● WHAT THE TASK REQUIRES: Copy out each line that has "name" in it.

● INPUT ROWS:
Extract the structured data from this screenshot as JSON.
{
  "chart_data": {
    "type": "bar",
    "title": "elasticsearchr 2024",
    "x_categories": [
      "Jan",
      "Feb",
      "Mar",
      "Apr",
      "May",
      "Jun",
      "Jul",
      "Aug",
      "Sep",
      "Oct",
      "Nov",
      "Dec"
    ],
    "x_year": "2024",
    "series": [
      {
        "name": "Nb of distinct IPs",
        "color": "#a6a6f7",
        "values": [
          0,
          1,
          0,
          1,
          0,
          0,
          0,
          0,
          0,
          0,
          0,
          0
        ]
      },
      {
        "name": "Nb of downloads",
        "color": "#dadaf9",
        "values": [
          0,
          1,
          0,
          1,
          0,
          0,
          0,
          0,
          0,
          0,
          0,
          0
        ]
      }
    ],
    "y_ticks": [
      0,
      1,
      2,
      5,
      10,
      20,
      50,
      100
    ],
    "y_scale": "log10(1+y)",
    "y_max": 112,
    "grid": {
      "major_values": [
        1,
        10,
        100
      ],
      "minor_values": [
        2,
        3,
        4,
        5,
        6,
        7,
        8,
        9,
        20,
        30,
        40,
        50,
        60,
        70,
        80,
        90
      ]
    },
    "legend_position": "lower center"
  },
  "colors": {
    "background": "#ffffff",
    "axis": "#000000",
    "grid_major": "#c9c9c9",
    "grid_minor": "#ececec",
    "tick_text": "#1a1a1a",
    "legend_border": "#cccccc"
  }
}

● RESPONSE FOR THIS EXERCISE:
        "name": "Nb of distinct IPs",
        "name": "Nb of downloads",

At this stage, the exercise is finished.